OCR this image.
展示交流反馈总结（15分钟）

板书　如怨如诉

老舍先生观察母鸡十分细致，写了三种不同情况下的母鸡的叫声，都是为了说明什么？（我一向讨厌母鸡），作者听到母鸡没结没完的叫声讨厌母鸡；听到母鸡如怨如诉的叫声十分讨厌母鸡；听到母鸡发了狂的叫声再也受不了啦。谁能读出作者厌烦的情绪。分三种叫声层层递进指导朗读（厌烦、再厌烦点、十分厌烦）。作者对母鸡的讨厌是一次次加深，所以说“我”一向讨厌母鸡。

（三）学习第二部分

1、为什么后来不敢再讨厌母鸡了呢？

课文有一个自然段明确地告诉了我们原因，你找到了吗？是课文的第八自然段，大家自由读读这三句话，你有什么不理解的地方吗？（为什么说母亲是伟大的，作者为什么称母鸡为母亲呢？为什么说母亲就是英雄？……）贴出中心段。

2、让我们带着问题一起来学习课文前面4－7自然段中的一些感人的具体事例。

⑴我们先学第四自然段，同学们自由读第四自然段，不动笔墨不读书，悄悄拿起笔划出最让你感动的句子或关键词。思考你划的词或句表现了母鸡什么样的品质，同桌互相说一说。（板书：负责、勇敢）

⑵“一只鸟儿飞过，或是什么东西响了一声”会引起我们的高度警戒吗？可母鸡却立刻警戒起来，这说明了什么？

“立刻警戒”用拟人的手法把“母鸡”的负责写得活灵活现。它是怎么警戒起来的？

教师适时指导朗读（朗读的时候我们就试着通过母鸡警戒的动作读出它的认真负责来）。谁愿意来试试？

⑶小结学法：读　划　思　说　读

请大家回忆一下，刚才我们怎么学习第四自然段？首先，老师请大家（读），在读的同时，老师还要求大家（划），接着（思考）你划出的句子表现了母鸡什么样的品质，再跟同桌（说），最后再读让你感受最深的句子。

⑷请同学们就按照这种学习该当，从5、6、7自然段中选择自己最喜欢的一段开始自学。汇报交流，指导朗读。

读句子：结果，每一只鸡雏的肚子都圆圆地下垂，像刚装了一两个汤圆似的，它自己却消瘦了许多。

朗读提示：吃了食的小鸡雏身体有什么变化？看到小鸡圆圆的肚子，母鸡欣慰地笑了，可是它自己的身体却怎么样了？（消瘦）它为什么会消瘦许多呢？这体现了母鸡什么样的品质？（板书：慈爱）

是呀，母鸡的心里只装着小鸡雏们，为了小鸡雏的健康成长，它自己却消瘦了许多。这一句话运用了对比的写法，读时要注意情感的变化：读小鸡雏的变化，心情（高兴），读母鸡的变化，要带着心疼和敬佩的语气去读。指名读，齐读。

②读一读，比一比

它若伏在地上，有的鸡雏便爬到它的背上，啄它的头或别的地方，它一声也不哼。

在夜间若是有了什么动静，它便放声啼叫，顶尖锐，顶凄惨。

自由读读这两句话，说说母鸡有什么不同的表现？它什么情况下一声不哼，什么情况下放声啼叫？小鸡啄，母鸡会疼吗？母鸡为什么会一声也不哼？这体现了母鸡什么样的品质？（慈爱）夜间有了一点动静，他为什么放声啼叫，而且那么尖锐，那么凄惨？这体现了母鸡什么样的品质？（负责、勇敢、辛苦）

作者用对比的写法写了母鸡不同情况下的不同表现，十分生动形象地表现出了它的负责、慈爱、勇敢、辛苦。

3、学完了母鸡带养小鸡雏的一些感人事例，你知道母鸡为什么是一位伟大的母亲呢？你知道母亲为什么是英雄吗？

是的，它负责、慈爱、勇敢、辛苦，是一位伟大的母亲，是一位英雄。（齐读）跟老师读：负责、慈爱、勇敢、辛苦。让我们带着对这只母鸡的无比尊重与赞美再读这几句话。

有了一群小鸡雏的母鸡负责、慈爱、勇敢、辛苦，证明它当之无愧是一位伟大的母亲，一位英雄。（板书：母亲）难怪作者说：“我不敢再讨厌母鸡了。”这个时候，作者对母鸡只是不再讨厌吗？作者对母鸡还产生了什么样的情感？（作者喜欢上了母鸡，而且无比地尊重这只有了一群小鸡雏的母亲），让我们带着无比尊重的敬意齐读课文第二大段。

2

+-------+

#### [TASK GOAL]
Extract each line holding the word "它自己却消瘦了许多" from the records.

#### [RESPONSE TO THE EXERCISE]
读句子：结果，每一只鸡雏的肚子都圆圆地下垂，像刚装了一两个汤圆似的，它自己却消瘦了许多。
是呀，母鸡的心里只装着小鸡雏们，为了小鸡雏的健康成长，它自己却消瘦了许多。这一句话运用了对比的写法，读时要注意情感的变化：读小鸡雏的变化，心情（高兴），读母鸡的变化，要带着心疼和敬佩的语气去读。指名读，齐读。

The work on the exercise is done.